**TASK DATA:**
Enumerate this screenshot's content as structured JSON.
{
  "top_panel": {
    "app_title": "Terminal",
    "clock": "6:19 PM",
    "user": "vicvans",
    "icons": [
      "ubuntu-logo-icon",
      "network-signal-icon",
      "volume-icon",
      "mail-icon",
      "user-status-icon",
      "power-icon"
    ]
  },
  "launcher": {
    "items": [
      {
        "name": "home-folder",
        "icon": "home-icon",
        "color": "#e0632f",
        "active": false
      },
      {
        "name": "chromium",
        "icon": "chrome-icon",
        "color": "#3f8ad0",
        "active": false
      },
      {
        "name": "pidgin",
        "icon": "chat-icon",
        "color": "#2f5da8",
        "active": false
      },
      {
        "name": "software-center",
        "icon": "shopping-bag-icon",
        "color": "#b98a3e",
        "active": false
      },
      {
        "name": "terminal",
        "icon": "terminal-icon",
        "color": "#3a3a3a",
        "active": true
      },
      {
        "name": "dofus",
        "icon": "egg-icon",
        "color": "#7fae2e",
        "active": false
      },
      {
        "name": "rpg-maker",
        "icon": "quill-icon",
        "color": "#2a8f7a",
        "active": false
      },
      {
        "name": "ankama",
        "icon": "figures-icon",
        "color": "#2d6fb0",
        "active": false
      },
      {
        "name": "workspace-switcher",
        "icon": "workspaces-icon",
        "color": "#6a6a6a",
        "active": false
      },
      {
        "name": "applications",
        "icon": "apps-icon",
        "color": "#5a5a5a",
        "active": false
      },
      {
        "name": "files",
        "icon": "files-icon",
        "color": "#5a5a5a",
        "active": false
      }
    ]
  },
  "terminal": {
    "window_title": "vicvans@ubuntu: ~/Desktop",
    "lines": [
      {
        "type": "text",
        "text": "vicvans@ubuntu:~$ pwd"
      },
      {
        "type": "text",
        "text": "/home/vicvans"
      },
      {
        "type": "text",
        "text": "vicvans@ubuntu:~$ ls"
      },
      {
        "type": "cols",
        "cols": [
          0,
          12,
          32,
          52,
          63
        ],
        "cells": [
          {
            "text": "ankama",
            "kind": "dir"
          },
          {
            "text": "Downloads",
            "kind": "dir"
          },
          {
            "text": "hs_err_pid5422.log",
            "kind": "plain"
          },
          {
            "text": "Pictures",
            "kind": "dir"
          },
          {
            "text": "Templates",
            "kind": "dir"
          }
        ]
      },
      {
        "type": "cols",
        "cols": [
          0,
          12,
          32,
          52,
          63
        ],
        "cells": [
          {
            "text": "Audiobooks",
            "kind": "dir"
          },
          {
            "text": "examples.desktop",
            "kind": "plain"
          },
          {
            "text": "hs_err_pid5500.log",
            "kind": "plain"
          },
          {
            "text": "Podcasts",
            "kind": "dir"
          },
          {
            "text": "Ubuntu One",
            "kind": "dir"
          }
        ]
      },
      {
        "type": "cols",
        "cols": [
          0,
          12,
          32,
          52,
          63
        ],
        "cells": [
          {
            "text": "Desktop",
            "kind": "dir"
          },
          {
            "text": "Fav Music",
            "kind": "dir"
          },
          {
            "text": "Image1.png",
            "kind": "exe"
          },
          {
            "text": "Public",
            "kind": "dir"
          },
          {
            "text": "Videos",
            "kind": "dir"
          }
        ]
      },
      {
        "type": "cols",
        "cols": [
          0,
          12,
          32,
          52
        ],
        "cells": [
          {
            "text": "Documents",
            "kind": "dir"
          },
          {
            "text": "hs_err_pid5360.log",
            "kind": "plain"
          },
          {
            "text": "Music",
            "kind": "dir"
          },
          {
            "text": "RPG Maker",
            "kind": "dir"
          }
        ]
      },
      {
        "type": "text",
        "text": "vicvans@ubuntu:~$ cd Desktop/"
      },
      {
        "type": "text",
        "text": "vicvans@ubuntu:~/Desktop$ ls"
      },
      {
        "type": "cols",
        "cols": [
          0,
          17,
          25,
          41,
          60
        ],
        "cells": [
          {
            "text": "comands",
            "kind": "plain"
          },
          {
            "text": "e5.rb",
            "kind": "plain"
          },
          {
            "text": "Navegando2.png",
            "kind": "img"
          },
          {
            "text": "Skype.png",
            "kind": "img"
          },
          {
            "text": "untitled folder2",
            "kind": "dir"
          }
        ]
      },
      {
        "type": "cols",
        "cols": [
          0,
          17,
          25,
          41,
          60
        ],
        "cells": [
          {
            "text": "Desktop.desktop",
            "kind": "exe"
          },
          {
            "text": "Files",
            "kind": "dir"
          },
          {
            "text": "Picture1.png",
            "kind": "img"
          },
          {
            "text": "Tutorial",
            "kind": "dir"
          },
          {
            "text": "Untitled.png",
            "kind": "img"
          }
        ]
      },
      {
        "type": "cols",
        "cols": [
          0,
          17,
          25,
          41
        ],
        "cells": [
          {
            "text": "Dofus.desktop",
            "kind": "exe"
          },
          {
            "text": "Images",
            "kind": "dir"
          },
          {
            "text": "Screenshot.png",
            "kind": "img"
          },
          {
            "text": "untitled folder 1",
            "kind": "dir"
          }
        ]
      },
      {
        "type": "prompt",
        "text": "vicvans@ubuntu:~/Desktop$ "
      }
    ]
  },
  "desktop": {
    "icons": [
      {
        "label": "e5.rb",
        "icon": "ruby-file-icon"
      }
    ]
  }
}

**WORK TO DO:** Reproduce every record above exactly as it appears.

**RESULT:**
Enumerate this screenshot's content as structured JSON.
{
  "top_panel": {
    "app_title": "Terminal",
    "clock": "6:19 PM",
    "user": "vicvans",
    "icons": [
      "ubuntu-logo-icon",
      "network-signal-icon",
      "volume-icon",
      "mail-icon",
      "user-status-icon",
      "power-icon"
    ]
  },
  "launcher": {
    "items": [
      {
        "name": "home-folder",
        "icon": "home-icon",
        "color": "#e0632f",
        "active": false
      },
      {
        "name": "chromium",
        "icon": "chrome-icon",
        "color": "#3f8ad0",
        "active": false
      },
      {
        "name": "pidgin",
        "icon": "chat-icon",
        "color": "#2f5da8",
        "active": false
      },
      {
        "name": "software-center",
        "icon": "shopping-bag-icon",
        "color": "#b98a3e",
        "active": false
      },
      {
        "name": "terminal",
        "icon": "terminal-icon",
        "color": "#3a3a3a",
        "active": true
      },
      {
        "name": "dofus",
        "icon": "egg-icon",
        "color": "#7fae2e",
        "active": false
      },
      {
        "name": "rpg-maker",
        "icon": "quill-icon",
        "color": "#2a8f7a",
        "active": false
      },
      {
        "name": "ankama",
        "icon": "figures-icon",
        "color": "#2d6fb0",
        "active": false
      },
      {
        "name": "workspace-switcher",
        "icon": "workspaces-icon",
        "color": "#6a6a6a",
        "active": false
      },
      {
        "name": "applications",
        "icon": "apps-icon",
        "color": "#5a5a5a",
        "active": false
      },
      {
        "name": "files",
        "icon": "files-icon",
        "color": "#5a5a5a",
        "active": false
      }
    ]
  },
  "terminal": {
    "window_title": "vicvans@ubuntu: ~/Desktop",
    "lines": [
      {
        "type": "text",
        "text": "vicvans@ubuntu:~$ pwd"
      },
      {
        "type": "text",
        "text": "/home/vicvans"
      },
      {
        "type": "text",
        "text": "vicvans@ubuntu:~$ ls"
      },
      {
        "type": "cols",
        "cols": [
          0,
          12,
          32,
          52,
          63
        ],
        "cells": [
          {
            "text": "ankama",
            "kind": "dir"
          },
          {
            "text": "Downloads",
            "kind": "dir"
          },
          {
            "text": "hs_err_pid5422.log",
            "kind": "plain"
          },
          {
            "text": "Pictures",
            "kind": "dir"
          },
          {
            "text": "Templates",
            "kind": "dir"
          }
        ]
      },
      {
        "type": "cols",
        "cols": [
          0,
          12,
          32,
          52,
          63
        ],
        "cells": [
          {
            "text": "Audiobooks",
            "kind": "dir"
          },
          {
            "text": "examples.desktop",
            "kind": "plain"
          },
          {
            "text": "hs_err_pid5500.log",
            "kind": "plain"
          },
          {
            "text": "Podcasts",
            "kind": "dir"
          },
          {
            "text": "Ubuntu One",
            "kind": "dir"
          }
        ]
      },
      {
        "type": "cols",
        "cols": [
          0,
          12,
          32,
          52,
          63
        ],
        "cells": [
          {
            "text": "Desktop",
            "kind": "dir"
          },
          {
            "text": "Fav Music",
            "kind": "dir"
          },
          {
            "text": "Image1.png",
            "kind": "exe"
          },
          {
            "text": "Public",
            "kind": "dir"
          },
          {
            "text": "Videos",
            "kind": "dir"
          }
        ]
      },
      {
        "type": "cols",
        "cols": [
          0,
          12,
          32,
          52
        ],
        "cells": [
          {
            "text": "Documents",
            "kind": "dir"
          },
          {
            "text": "hs_err_pid5360.log",
            "kind": "plain"
          },
          {
            "text": "Music",
            "kind": "dir"
          },
          {
            "text": "RPG Maker",
            "kind": "dir"
          }
        ]
      },
      {
        "type": "text",
        "text": "vicvans@ubuntu:~$ cd Desktop/"
      },
      {
        "type": "text",
        "text": "vicvans@ubuntu:~/Desktop$ ls"
      },
      {
        "type": "cols",
        "cols": [
          0,
          17,
          25,
          41,
          60
        ],
        "cells": [
          {
            "text": "comands",
            "kind": "plain"
          },
          {
            "text": "e5.rb",
            "kind": "plain"
          },
          {
            "text": "Navegando2.png",
            "kind": "img"
          },
          {
            "text": "Skype.png",
            "kind": "img"
          },
          {
            "text": "untitled folder2",
            "kind": "dir"
          }
        ]
      },
      {
        "type": "cols",
        "cols": [
          0,
          17,
          25,
          41,
          60
        ],
        "cells": [
          {
            "text": "Desktop.desktop",
            "kind": "exe"
          },
          {
            "text": "Files",
            "kind": "dir"
          },
          {
            "text": "Picture1.png",
            "kind": "img"
          },
          {
            "text": "Tutorial",
            "kind": "dir"
          },
          {
            "text": "Untitled.png",
            "kind": "img"
          }
        ]
      },
      {
        "type": "cols",
        "cols": [
          0,
          17,
          25,
          41
        ],
        "cells": [
          {
            "text": "Dofus.desktop",
            "kind": "exe"
          },
          {
            "text": "Images",
            "kind": "dir"
          },
          {
            "text": "Screenshot.png",
            "kind": "img"
          },
          {
            "text": "untitled folder 1",
            "kind": "dir"
          }
        ]
      },
      {
        "type": "prompt",
        "text": "vicvans@ubuntu:~/Desktop$ "
      }
    ]
  },
  "desktop": {
    "icons": [
      {
        "label": "e5.rb",
        "icon": "ruby-file-icon"
      }
    ]
  }
}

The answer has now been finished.